# Brief
Output the full material exactly as it appears here.

Data records:
------------------------------------------------------------------------

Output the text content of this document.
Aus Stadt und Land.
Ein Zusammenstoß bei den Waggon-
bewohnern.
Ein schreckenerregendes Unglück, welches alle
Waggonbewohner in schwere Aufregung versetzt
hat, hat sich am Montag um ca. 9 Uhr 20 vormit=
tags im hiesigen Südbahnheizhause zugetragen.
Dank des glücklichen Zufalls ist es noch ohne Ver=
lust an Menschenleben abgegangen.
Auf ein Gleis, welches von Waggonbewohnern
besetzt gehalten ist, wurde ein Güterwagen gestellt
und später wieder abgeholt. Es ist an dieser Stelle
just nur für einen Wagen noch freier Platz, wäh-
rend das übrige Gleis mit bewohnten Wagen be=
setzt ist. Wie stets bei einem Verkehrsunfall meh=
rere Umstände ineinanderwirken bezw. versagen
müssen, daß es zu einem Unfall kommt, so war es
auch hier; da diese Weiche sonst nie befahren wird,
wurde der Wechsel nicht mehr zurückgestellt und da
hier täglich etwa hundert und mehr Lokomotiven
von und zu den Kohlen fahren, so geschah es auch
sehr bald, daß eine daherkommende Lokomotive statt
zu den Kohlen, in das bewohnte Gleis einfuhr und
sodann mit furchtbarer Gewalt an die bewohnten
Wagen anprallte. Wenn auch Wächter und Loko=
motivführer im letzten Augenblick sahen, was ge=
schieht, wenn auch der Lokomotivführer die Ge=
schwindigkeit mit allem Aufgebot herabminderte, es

------------------------------------------------------------------------

# Written response
Output the text content of this document.
Aus Stadt und Land.
Ein Zusammenstoß bei den Waggon-
bewohnern.
Ein schreckenerregendes Unglück, welches alle
Waggonbewohner in schwere Aufregung versetzt
hat, hat sich am Montag um ca. 9 Uhr 20 vormit=
tags im hiesigen Südbahnheizhause zugetragen.
Dank des glücklichen Zufalls ist es noch ohne Ver=
lust an Menschenleben abgegangen.
Auf ein Gleis, welches von Waggonbewohnern
besetzt gehalten ist, wurde ein Güterwagen gestellt
und später wieder abgeholt. Es ist an dieser Stelle
just nur für einen Wagen noch freier Platz, wäh-
rend das übrige Gleis mit bewohnten Wagen be=
setzt ist. Wie stets bei einem Verkehrsunfall meh=
rere Umstände ineinanderwirken bezw. versagen
müssen, daß es zu einem Unfall kommt, so war es
auch hier; da diese Weiche sonst nie befahren wird,
wurde der Wechsel nicht mehr zurückgestellt und da
hier täglich etwa hundert und mehr Lokomotiven
von und zu den Kohlen fahren, so geschah es auch
sehr bald, daß eine daherkommende Lokomotive statt
zu den Kohlen, in das bewohnte Gleis einfuhr und
sodann mit furchtbarer Gewalt an die bewohnten
Wagen anprallte. Wenn auch Wächter und Loko=
motivführer im letzten Augenblick sahen, was ge=
schieht, wenn auch der Lokomotivführer die Ge=
schwindigkeit mit allem Aufgebot herabminderte, es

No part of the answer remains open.